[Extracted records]
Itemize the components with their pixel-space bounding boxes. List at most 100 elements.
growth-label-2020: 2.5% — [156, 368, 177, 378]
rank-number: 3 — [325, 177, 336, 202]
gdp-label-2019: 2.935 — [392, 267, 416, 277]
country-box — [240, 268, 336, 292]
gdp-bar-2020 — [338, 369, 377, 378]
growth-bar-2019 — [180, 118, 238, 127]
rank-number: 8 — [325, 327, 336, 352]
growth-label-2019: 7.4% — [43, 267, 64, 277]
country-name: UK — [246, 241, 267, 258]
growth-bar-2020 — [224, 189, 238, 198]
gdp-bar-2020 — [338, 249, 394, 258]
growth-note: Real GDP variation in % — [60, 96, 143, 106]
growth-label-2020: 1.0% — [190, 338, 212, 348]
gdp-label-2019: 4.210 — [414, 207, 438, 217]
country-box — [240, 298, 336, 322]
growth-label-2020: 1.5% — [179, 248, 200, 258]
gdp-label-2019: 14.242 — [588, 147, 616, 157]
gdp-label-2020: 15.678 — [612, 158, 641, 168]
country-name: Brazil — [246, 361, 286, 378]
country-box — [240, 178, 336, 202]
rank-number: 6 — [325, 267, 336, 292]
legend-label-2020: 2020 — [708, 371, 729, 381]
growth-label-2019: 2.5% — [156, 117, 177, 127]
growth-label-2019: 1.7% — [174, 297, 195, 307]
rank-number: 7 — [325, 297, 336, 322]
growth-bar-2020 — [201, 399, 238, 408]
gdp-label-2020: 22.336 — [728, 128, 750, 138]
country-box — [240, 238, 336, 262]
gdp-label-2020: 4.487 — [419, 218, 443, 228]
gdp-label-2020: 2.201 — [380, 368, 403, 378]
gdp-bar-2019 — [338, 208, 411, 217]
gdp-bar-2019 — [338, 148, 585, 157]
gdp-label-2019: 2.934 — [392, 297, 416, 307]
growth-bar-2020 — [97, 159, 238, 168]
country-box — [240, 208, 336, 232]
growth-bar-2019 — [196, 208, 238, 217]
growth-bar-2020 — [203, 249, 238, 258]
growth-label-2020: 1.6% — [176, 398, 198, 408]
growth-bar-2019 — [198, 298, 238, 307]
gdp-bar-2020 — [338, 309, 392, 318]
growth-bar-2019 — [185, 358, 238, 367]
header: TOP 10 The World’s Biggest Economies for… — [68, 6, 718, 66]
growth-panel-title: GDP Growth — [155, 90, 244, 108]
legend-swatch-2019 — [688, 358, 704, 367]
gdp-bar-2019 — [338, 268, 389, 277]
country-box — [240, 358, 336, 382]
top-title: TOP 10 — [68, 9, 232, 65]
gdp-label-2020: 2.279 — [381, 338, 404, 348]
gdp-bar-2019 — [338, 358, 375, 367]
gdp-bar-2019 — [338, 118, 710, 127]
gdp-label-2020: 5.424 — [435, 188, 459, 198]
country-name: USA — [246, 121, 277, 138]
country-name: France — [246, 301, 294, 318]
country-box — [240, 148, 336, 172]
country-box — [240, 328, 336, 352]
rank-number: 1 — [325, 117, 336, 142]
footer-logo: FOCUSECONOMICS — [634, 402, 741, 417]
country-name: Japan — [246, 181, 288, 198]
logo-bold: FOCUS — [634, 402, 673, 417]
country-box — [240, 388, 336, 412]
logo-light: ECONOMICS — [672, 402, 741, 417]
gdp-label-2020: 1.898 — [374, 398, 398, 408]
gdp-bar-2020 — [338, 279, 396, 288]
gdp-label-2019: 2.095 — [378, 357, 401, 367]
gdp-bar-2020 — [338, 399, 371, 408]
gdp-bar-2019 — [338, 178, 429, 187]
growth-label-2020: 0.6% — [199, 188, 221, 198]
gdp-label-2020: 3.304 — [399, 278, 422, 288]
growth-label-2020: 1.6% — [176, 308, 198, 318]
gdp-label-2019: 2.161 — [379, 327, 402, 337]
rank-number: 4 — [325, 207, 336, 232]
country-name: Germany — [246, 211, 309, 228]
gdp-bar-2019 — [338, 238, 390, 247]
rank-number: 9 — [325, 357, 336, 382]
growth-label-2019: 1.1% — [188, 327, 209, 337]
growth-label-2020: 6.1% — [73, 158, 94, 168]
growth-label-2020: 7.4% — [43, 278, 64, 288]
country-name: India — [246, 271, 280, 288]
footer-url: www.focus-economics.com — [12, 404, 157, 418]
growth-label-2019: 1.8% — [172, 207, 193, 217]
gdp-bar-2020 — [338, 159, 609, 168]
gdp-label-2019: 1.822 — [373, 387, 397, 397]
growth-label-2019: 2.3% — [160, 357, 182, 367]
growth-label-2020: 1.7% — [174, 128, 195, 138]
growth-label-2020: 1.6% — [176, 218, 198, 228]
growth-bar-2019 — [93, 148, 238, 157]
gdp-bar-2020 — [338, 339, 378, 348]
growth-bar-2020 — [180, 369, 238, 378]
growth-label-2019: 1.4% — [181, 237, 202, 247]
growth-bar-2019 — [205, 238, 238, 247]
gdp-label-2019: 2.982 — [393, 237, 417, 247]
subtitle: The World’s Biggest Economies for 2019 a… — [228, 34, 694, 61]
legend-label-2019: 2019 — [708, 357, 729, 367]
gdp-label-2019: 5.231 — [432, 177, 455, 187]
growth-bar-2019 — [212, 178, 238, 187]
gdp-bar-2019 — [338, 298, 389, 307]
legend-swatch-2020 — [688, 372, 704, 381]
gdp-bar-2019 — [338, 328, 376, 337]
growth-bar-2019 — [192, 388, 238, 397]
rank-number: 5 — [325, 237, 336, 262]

= AIM OF THE TASK =
Find each line in the data above that contains the word "World" and copy those lines. Case counts.

= CORRECT RESULT =
header: TOP 10 The World’s Biggest Economies for… — [68, 6, 718, 66]
subtitle: The World’s Biggest Economies for 2019 a… — [228, 34, 694, 61]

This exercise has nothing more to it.